TEXTE FOURNI:
++++++++++

Il est très important de pouvoir comprendre, certes, mais aussi de dire non à toutes ces tentatives de séduction ou de chantage. Sinon, le jeune en déduit qu'on n'a aucune autorité et/ou qu'on se moque de la Loi tout comme lui.



Le dédommagement. 



Définition.

 

C'est un travail de reconstruction exigé du jeune et effectué par lui, en réponse aux dommages réels, physiques et/ou moraux qu'ont occasionnés ses transgressions : destructions matérielles et/ou corporelles, stress et autres souffrances des victimes, dépenses d'argent et d'énergie de la communauté ( temps et moyens investis à son profit pour le resocialiser ).

Le dédommagement ne veut donc pas être un désagrément, une peine pour celui qui l'effectue, même si l'effort et la sueur qu'il y engage ne sont pas souvent une partie de plaisir. Il n'est pas de l'ordre du symbolique, mais du réel ( Laplanche [1983, p. 217] signale ce besoin du sujet " que quelque chose se passe enfin dans le réel ").


En quoi consistent les dédommagements?

 

Le dédommagement type, c'est un travail ( dix, vingt, cent heures ...), souvent manuel, et qui apparaît comme ayant un lien logique avec la destruction causée : tantôt, il la remplace à l'identique, tantôt il s'agit de compensation, parce que la destruction est irréversible ( mort ) ou trop énorme ( incendie avec dégâts très lourds ).

++++++++++

DONNÉES FOURNIES:

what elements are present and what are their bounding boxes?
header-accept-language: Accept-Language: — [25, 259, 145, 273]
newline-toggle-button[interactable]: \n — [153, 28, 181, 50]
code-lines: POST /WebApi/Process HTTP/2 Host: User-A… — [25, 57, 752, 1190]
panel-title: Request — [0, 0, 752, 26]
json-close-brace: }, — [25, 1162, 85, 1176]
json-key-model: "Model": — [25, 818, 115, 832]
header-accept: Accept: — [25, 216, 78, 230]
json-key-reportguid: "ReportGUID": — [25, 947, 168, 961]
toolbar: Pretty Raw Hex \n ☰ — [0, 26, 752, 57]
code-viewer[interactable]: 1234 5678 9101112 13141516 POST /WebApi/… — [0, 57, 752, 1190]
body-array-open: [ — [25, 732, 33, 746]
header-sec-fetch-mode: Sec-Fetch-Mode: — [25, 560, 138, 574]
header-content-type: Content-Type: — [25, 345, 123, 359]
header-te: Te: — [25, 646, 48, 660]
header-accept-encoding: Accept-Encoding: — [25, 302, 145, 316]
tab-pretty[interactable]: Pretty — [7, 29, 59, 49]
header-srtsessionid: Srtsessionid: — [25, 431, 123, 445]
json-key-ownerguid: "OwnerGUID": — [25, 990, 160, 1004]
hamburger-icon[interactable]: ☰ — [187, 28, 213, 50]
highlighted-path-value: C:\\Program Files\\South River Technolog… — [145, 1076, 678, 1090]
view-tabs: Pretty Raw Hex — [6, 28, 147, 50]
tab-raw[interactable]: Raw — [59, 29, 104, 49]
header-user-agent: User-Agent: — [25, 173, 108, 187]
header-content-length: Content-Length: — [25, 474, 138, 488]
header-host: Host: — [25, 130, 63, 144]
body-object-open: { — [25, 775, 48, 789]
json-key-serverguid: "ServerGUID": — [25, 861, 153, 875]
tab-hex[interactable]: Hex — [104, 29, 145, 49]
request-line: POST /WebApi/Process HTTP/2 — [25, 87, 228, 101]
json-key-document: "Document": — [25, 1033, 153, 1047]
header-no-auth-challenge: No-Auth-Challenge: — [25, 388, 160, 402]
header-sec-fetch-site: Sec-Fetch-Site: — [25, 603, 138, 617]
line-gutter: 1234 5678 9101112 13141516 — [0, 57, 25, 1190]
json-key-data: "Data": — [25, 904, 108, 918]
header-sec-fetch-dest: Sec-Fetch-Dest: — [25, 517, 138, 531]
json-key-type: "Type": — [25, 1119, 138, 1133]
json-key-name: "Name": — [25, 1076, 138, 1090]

++++++++++

CONSIGNES:
1. Reprenez mot pour mot le passage du texte sur le dédommagement qui commence par « C'est un travail de » et va jusqu'à « le resocialiser ). ».
2. D'après le texte sur le dédommagement, pourquoi faut-il savoir dire non aux tentatives de séduction ou de chantage du jeune ? Répondez en une à trois phrases.

RÉPONSES PAR CONSIGNE:
1.
C'est un travail de reconstruction exigé du jeune et effectué par lui, en réponse aux dommages réels, physiques et/ou moraux qu'ont occasionnés ses transgressions : destructions matérielles et/ou corporelles, stress et autres souffrances des victimes, dépenses d'argent et d'énergie de la communauté ( temps et moyens investis à son profit pour le resocialiser ).

2. Sinon, le jeune en déduit qu'on n'a aucune autorité et/ou qu'on se moque de la Loi tout comme lui.